■ **Work to complete**
Retype the whole listing verbatim and keep the pictures out of it.
— Start of Given information —
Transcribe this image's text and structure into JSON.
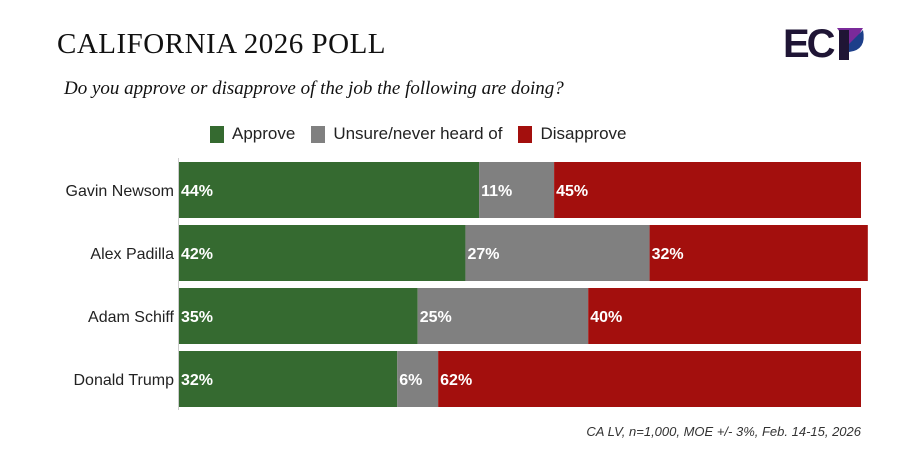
{
  "title": "CALIFORNIA 2026 POLL",
  "subtitle": "Do you approve or disapprove of the job the following are doing?",
  "logo_text": "ECP",
  "footnote": "CA LV, n=1,000, MOE +/- 3%, Feb. 14-15, 2026",
  "chart_data": {
    "type": "bar",
    "orientation": "horizontal-stacked",
    "categories": [
      "Gavin Newsom",
      "Alex Padilla",
      "Adam Schiff",
      "Donald Trump"
    ],
    "series": [
      {
        "name": "Approve",
        "color": "#356a30",
        "values": [
          44,
          42,
          35,
          32
        ]
      },
      {
        "name": "Unsure/never heard of",
        "color": "#808080",
        "values": [
          11,
          27,
          25,
          6
        ]
      },
      {
        "name": "Disapprove",
        "color": "#a30f0d",
        "values": [
          45,
          32,
          40,
          62
        ]
      }
    ],
    "legend": "top",
    "xlim": [
      0,
      100
    ],
    "grid": false
  }
}
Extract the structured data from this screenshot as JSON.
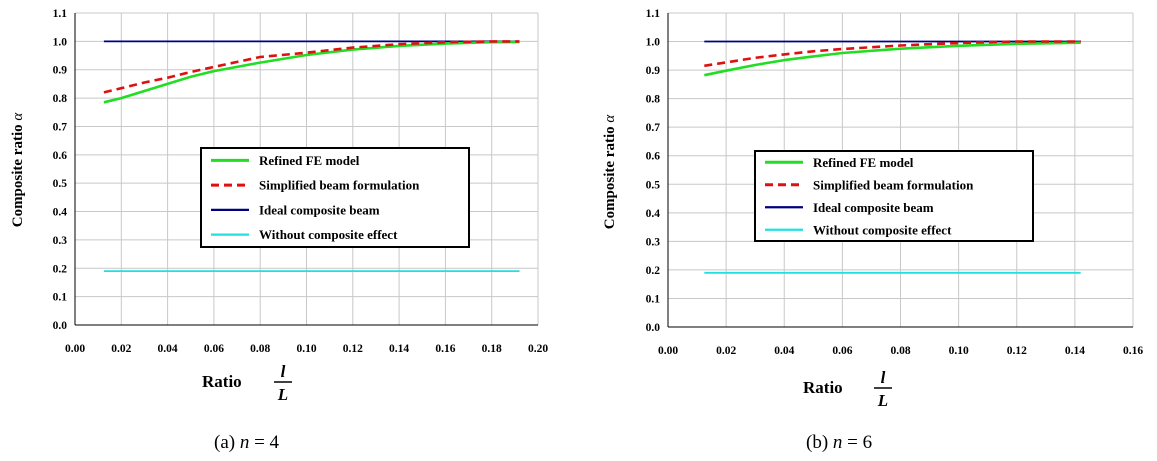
{
  "colors": {
    "refined": "#22dd22",
    "simplified": "#dd1111",
    "ideal": "#000080",
    "without": "#22e0e0",
    "grid": "#c8c8c8"
  },
  "shared": {
    "ylabel": "Composite ratio",
    "ylabel_symbol": "α",
    "xlabel": "Ratio",
    "x_num": "l",
    "x_den": "L",
    "legend": [
      "Refined FE model",
      "Simplified beam formulation",
      "Ideal composite beam",
      "Without composite effect"
    ]
  },
  "chart_data": [
    {
      "type": "line",
      "caption_prefix": "(a) ",
      "caption_var": "n",
      "caption_rest": " = 4",
      "xlim": [
        0.0,
        0.2
      ],
      "ylim": [
        0.0,
        1.1
      ],
      "xticks": [
        "0.00",
        "0.02",
        "0.04",
        "0.06",
        "0.08",
        "0.10",
        "0.12",
        "0.14",
        "0.16",
        "0.18",
        "0.20"
      ],
      "yticks": [
        "0.0",
        "0.1",
        "0.2",
        "0.3",
        "0.4",
        "0.5",
        "0.6",
        "0.7",
        "0.8",
        "0.9",
        "1.0",
        "1.1"
      ],
      "grid": true,
      "legend_position": "center",
      "series": [
        {
          "name": "Refined FE model",
          "x": [
            0.0125,
            0.02,
            0.03,
            0.04,
            0.05,
            0.06,
            0.08,
            0.1,
            0.12,
            0.14,
            0.16,
            0.18,
            0.192
          ],
          "y": [
            0.785,
            0.8,
            0.825,
            0.85,
            0.875,
            0.895,
            0.925,
            0.952,
            0.971,
            0.984,
            0.992,
            0.997,
            0.998
          ]
        },
        {
          "name": "Simplified beam formulation",
          "x": [
            0.0125,
            0.02,
            0.03,
            0.04,
            0.05,
            0.06,
            0.08,
            0.1,
            0.12,
            0.14,
            0.16,
            0.18,
            0.192
          ],
          "y": [
            0.82,
            0.835,
            0.855,
            0.872,
            0.892,
            0.91,
            0.945,
            0.96,
            0.978,
            0.99,
            0.997,
            1.0,
            1.0
          ]
        },
        {
          "name": "Ideal composite beam",
          "x": [
            0.0125,
            0.192
          ],
          "y": [
            1.0,
            1.0
          ]
        },
        {
          "name": "Without composite effect",
          "x": [
            0.0125,
            0.192
          ],
          "y": [
            0.19,
            0.19
          ]
        }
      ]
    },
    {
      "type": "line",
      "caption_prefix": "(b) ",
      "caption_var": "n",
      "caption_rest": " = 6",
      "xlim": [
        0.0,
        0.16
      ],
      "ylim": [
        0.0,
        1.1
      ],
      "xticks": [
        "0.00",
        "0.02",
        "0.04",
        "0.06",
        "0.08",
        "0.10",
        "0.12",
        "0.14",
        "0.16"
      ],
      "yticks": [
        "0.0",
        "0.1",
        "0.2",
        "0.3",
        "0.4",
        "0.5",
        "0.6",
        "0.7",
        "0.8",
        "0.9",
        "1.0",
        "1.1"
      ],
      "grid": true,
      "legend_position": "center",
      "series": [
        {
          "name": "Refined FE model",
          "x": [
            0.0125,
            0.02,
            0.03,
            0.04,
            0.05,
            0.06,
            0.08,
            0.1,
            0.12,
            0.142
          ],
          "y": [
            0.882,
            0.898,
            0.918,
            0.935,
            0.948,
            0.96,
            0.975,
            0.985,
            0.992,
            0.996
          ]
        },
        {
          "name": "Simplified beam formulation",
          "x": [
            0.0125,
            0.02,
            0.03,
            0.04,
            0.05,
            0.06,
            0.08,
            0.1,
            0.12,
            0.142
          ],
          "y": [
            0.915,
            0.927,
            0.943,
            0.955,
            0.966,
            0.974,
            0.986,
            0.995,
            1.0,
            1.0
          ]
        },
        {
          "name": "Ideal composite beam",
          "x": [
            0.0125,
            0.142
          ],
          "y": [
            1.0,
            1.0
          ]
        },
        {
          "name": "Without composite effect",
          "x": [
            0.0125,
            0.142
          ],
          "y": [
            0.19,
            0.19
          ]
        }
      ]
    }
  ]
}
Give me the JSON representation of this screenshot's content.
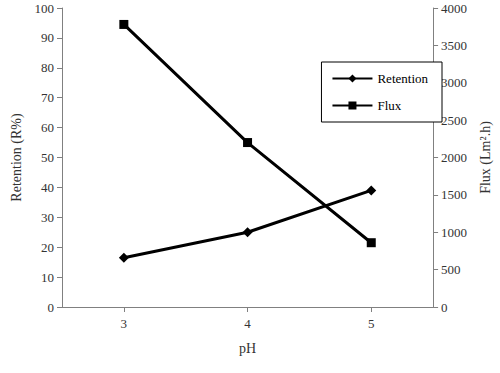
{
  "chart_data": {
    "type": "line",
    "x_label": "pH",
    "y_label": "Retention (R%)",
    "y2_label": "Flux (Lm².h)",
    "categories": [
      "3",
      "4",
      "5"
    ],
    "series": [
      {
        "name": "Retention",
        "color": "#000000",
        "marker": "diamond",
        "line_style": "solid",
        "values": [
          16.5,
          25,
          39
        ]
      },
      {
        "name": "Flux",
        "color": "#000000",
        "marker": "square",
        "line_style": "solid",
        "axis": "y2",
        "values": [
          3780,
          2200,
          860
        ]
      }
    ],
    "ylim": [
      0,
      100
    ],
    "yticks": [
      0,
      10,
      20,
      30,
      40,
      50,
      60,
      70,
      80,
      90,
      100
    ],
    "y2lim": [
      0,
      4000
    ],
    "y2ticks": [
      0,
      500,
      1000,
      1500,
      2000,
      2500,
      3000,
      3500,
      4000
    ],
    "grid": false,
    "legend": "upper right"
  }
}
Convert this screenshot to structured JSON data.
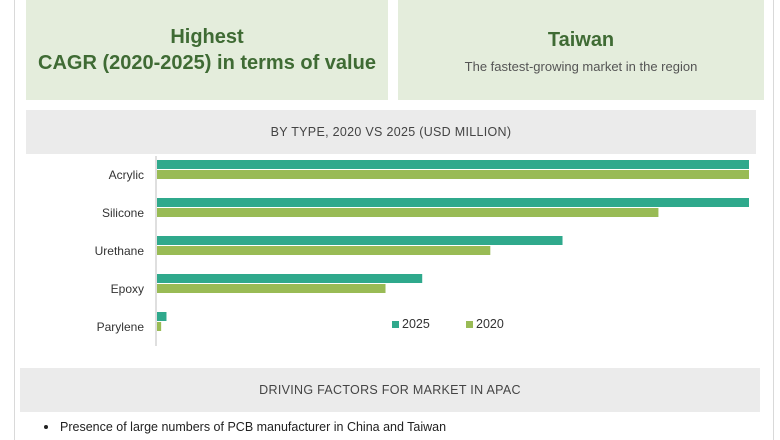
{
  "cards": [
    {
      "title_lines": [
        "Highest",
        "CAGR (2020-2025) in terms of value"
      ],
      "subtitle": ""
    },
    {
      "title_lines": [
        "Taiwan"
      ],
      "subtitle": "The fastest-growing market in the region"
    }
  ],
  "chart_title": "BY TYPE, 2020 VS 2025 (USD MILLION)",
  "chart_data": {
    "type": "bar",
    "orientation": "horizontal",
    "title": "BY TYPE, 2020 VS 2025 (USD MILLION)",
    "categories": [
      "Acrylic",
      "Silicone",
      "Urethane",
      "Epoxy",
      "Parylene"
    ],
    "series": [
      {
        "name": "2025",
        "color": "#2fa98c",
        "values": [
          100,
          100,
          68.5,
          44.8,
          1.6
        ]
      },
      {
        "name": "2020",
        "color": "#99bb55",
        "values": [
          100,
          84.7,
          56.3,
          38.6,
          0.7
        ]
      }
    ],
    "xlim": [
      0,
      100
    ],
    "legend_position": "bottom-right",
    "grid": false,
    "xlabel": "",
    "ylabel": ""
  },
  "drivers": {
    "title": "DRIVING FACTORS FOR MARKET IN APAC",
    "items": [
      "Presence of large numbers of PCB manufacturer in China and Taiwan"
    ]
  }
}
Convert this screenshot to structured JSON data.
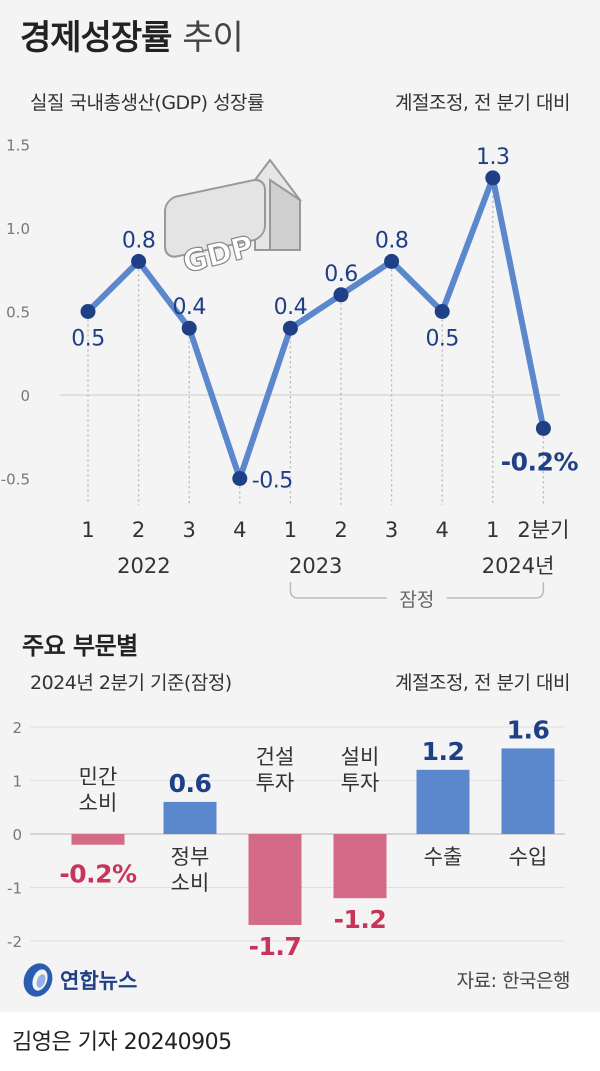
— End of Given information —
■ **Output below**
Transcribe this image's text and structure into JSON.
{
  "title": "CALIFORNIA 2026 POLL",
  "subtitle": "Do you approve or disapprove of the job the following are doing?",
  "logo_text": "ECP",
  "footnote": "CA LV, n=1,000, MOE +/- 3%, Feb. 14-15, 2026",
  "chart_data": {
    "type": "bar",
    "orientation": "horizontal-stacked",
    "categories": [
      "Gavin Newsom",
      "Alex Padilla",
      "Adam Schiff",
      "Donald Trump"
    ],
    "series": [
      {
        "name": "Approve",
        "color": "#356a30",
        "values": [
          44,
          42,
          35,
          32
        ]
      },
      {
        "name": "Unsure/never heard of",
        "color": "#808080",
        "values": [
          11,
          27,
          25,
          6
        ]
      },
      {
        "name": "Disapprove",
        "color": "#a30f0d",
        "values": [
          45,
          32,
          40,
          62
        ]
      }
    ],
    "legend": "top",
    "xlim": [
      0,
      100
    ],
    "grid": false
  }
}
Extract the structured data from this screenshot as JSON.
{
  "colors": {
    "refined": "#22dd22",
    "simplified": "#dd1111",
    "ideal": "#000080",
    "without": "#22e0e0",
    "grid": "#c8c8c8"
  },
  "shared": {
    "ylabel": "Composite ratio",
    "ylabel_symbol": "α",
    "xlabel": "Ratio",
    "x_num": "l",
    "x_den": "L",
    "legend": [
      "Refined FE model",
      "Simplified beam formulation",
      "Ideal composite beam",
      "Without composite effect"
    ]
  },
  "chart_data": [
    {
      "type": "line",
      "caption_prefix": "(a) ",
      "caption_var": "n",
      "caption_rest": " = 4",
      "xlim": [
        0.0,
        0.2
      ],
      "ylim": [
        0.0,
        1.1
      ],
      "xticks": [
        "0.00",
        "0.02",
        "0.04",
        "0.06",
        "0.08",
        "0.10",
        "0.12",
        "0.14",
        "0.16",
        "0.18",
        "0.20"
      ],
      "yticks": [
        "0.0",
        "0.1",
        "0.2",
        "0.3",
        "0.4",
        "0.5",
        "0.6",
        "0.7",
        "0.8",
        "0.9",
        "1.0",
        "1.1"
      ],
      "grid": true,
      "legend_position": "center",
      "series": [
        {
          "name": "Refined FE model",
          "x": [
            0.0125,
            0.02,
            0.03,
            0.04,
            0.05,
            0.06,
            0.08,
            0.1,
            0.12,
            0.14,
            0.16,
            0.18,
            0.192
          ],
          "y": [
            0.785,
            0.8,
            0.825,
            0.85,
            0.875,
            0.895,
            0.925,
            0.952,
            0.971,
            0.984,
            0.992,
            0.997,
            0.998
          ]
        },
        {
          "name": "Simplified beam formulation",
          "x": [
            0.0125,
            0.02,
            0.03,
            0.04,
            0.05,
            0.06,
            0.08,
            0.1,
            0.12,
            0.14,
            0.16,
            0.18,
            0.192
          ],
          "y": [
            0.82,
            0.835,
            0.855,
            0.872,
            0.892,
            0.91,
            0.945,
            0.96,
            0.978,
            0.99,
            0.997,
            1.0,
            1.0
          ]
        },
        {
          "name": "Ideal composite beam",
          "x": [
            0.0125,
            0.192
          ],
          "y": [
            1.0,
            1.0
          ]
        },
        {
          "name": "Without composite effect",
          "x": [
            0.0125,
            0.192
          ],
          "y": [
            0.19,
            0.19
          ]
        }
      ]
    },
    {
      "type": "line",
      "caption_prefix": "(b) ",
      "caption_var": "n",
      "caption_rest": " = 6",
      "xlim": [
        0.0,
        0.16
      ],
      "ylim": [
        0.0,
        1.1
      ],
      "xticks": [
        "0.00",
        "0.02",
        "0.04",
        "0.06",
        "0.08",
        "0.10",
        "0.12",
        "0.14",
        "0.16"
      ],
      "yticks": [
        "0.0",
        "0.1",
        "0.2",
        "0.3",
        "0.4",
        "0.5",
        "0.6",
        "0.7",
        "0.8",
        "0.9",
        "1.0",
        "1.1"
      ],
      "grid": true,
      "legend_position": "center",
      "series": [
        {
          "name": "Refined FE model",
          "x": [
            0.0125,
            0.02,
            0.03,
            0.04,
            0.05,
            0.06,
            0.08,
            0.1,
            0.12,
            0.142
          ],
          "y": [
            0.882,
            0.898,
            0.918,
            0.935,
            0.948,
            0.96,
            0.975,
            0.985,
            0.992,
            0.996
          ]
        },
        {
          "name": "Simplified beam formulation",
          "x": [
            0.0125,
            0.02,
            0.03,
            0.04,
            0.05,
            0.06,
            0.08,
            0.1,
            0.12,
            0.142
          ],
          "y": [
            0.915,
            0.927,
            0.943,
            0.955,
            0.966,
            0.974,
            0.986,
            0.995,
            1.0,
            1.0
          ]
        },
        {
          "name": "Ideal composite beam",
          "x": [
            0.0125,
            0.142
          ],
          "y": [
            1.0,
            1.0
          ]
        },
        {
          "name": "Without composite effect",
          "x": [
            0.0125,
            0.142
          ],
          "y": [
            0.19,
            0.19
          ]
        }
      ]
    }
  ]
}
Give me the JSON representation of this screenshot's content.
{
  "chart_data": {
    "type": "line",
    "x_label": "pH",
    "y_label": "Retention (R%)",
    "y2_label": "Flux (Lm².h)",
    "categories": [
      "3",
      "4",
      "5"
    ],
    "series": [
      {
        "name": "Retention",
        "color": "#000000",
        "marker": "diamond",
        "line_style": "solid",
        "values": [
          16.5,
          25,
          39
        ]
      },
      {
        "name": "Flux",
        "color": "#000000",
        "marker": "square",
        "line_style": "solid",
        "axis": "y2",
        "values": [
          3780,
          2200,
          860
        ]
      }
    ],
    "ylim": [
      0,
      100
    ],
    "yticks": [
      0,
      10,
      20,
      30,
      40,
      50,
      60,
      70,
      80,
      90,
      100
    ],
    "y2lim": [
      0,
      4000
    ],
    "y2ticks": [
      0,
      500,
      1000,
      1500,
      2000,
      2500,
      3000,
      3500,
      4000
    ],
    "grid": false,
    "legend": "upper right"
  }
}
Convert this screenshot to structured JSON data.
{
  "cards": [
    {
      "title_lines": [
        "Highest",
        "CAGR (2020-2025) in terms of value"
      ],
      "subtitle": ""
    },
    {
      "title_lines": [
        "Taiwan"
      ],
      "subtitle": "The fastest-growing market in the region"
    }
  ],
  "chart_title": "BY TYPE, 2020 VS 2025 (USD MILLION)",
  "chart_data": {
    "type": "bar",
    "orientation": "horizontal",
    "title": "BY TYPE, 2020 VS 2025 (USD MILLION)",
    "categories": [
      "Acrylic",
      "Silicone",
      "Urethane",
      "Epoxy",
      "Parylene"
    ],
    "series": [
      {
        "name": "2025",
        "color": "#2fa98c",
        "values": [
          100,
          100,
          68.5,
          44.8,
          1.6
        ]
      },
      {
        "name": "2020",
        "color": "#99bb55",
        "values": [
          100,
          84.7,
          56.3,
          38.6,
          0.7
        ]
      }
    ],
    "xlim": [
      0,
      100
    ],
    "legend_position": "bottom-right",
    "grid": false,
    "xlabel": "",
    "ylabel": ""
  },
  "drivers": {
    "title": "DRIVING FACTORS FOR MARKET IN APAC",
    "items": [
      "Presence of large numbers of PCB manufacturer in China and Taiwan"
    ]
  }
}
Convert this screenshot to structured JSON data.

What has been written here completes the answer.